* [Problem to work on]
Across the entries below, how many lines contain the string "structured"? Give only the count.

[Dataset records]
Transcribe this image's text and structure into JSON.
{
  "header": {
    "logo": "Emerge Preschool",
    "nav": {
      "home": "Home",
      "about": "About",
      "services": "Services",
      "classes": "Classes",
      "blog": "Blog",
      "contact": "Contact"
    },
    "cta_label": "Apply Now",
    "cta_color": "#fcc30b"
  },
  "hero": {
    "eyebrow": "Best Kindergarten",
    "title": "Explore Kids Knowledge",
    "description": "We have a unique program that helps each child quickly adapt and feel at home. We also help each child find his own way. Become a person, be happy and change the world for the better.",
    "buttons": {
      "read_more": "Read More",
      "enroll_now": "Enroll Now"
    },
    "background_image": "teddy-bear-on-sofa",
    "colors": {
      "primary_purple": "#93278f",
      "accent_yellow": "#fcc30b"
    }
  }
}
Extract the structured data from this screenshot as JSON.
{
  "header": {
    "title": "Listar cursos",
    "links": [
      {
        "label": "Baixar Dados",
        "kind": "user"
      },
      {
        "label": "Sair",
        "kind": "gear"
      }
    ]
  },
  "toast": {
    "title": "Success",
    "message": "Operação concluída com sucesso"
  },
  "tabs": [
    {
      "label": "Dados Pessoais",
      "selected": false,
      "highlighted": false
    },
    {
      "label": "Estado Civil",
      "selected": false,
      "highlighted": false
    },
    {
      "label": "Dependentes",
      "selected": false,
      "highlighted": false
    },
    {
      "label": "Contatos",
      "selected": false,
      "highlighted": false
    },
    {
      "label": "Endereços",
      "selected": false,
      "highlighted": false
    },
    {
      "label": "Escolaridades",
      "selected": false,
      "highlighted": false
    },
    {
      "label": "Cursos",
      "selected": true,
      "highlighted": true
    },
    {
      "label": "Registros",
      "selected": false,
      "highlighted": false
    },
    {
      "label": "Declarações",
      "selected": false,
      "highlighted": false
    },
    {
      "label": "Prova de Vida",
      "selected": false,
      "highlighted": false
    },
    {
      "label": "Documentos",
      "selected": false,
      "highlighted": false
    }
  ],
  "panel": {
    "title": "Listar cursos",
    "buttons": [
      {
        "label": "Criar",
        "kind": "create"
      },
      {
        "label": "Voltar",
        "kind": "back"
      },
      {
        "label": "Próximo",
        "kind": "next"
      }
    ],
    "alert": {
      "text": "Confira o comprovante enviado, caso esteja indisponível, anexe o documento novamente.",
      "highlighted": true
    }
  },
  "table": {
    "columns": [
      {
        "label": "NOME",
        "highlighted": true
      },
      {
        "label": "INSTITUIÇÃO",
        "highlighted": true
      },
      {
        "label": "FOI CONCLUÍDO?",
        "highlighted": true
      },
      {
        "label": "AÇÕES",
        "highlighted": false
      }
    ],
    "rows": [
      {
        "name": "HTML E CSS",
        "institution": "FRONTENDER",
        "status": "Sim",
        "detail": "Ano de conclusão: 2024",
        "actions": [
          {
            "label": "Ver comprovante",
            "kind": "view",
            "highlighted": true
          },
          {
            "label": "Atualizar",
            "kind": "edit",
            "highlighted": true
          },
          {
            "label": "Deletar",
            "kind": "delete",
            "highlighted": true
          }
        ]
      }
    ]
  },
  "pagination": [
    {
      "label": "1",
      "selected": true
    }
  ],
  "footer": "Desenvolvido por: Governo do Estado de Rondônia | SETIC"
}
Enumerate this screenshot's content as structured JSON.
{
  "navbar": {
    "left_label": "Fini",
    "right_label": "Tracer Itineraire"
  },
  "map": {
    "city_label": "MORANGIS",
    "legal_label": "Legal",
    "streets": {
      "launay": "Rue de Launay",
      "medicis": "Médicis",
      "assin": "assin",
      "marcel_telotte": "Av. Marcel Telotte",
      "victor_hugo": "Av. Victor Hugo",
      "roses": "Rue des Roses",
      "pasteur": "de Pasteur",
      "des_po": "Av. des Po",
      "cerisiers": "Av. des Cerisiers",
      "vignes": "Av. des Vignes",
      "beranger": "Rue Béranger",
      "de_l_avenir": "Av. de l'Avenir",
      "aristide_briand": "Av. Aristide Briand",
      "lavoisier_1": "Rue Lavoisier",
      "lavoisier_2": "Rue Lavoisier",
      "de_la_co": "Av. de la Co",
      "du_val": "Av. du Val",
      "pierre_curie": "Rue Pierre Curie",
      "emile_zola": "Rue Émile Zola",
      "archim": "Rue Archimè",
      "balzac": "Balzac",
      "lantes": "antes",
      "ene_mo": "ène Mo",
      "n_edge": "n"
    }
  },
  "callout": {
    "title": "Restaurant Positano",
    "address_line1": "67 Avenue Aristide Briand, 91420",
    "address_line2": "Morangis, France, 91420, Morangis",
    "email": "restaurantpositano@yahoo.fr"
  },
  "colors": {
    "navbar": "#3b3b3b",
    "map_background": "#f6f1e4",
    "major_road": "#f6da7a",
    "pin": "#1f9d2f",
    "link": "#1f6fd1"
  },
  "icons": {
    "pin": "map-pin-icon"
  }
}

* [Task solution]
2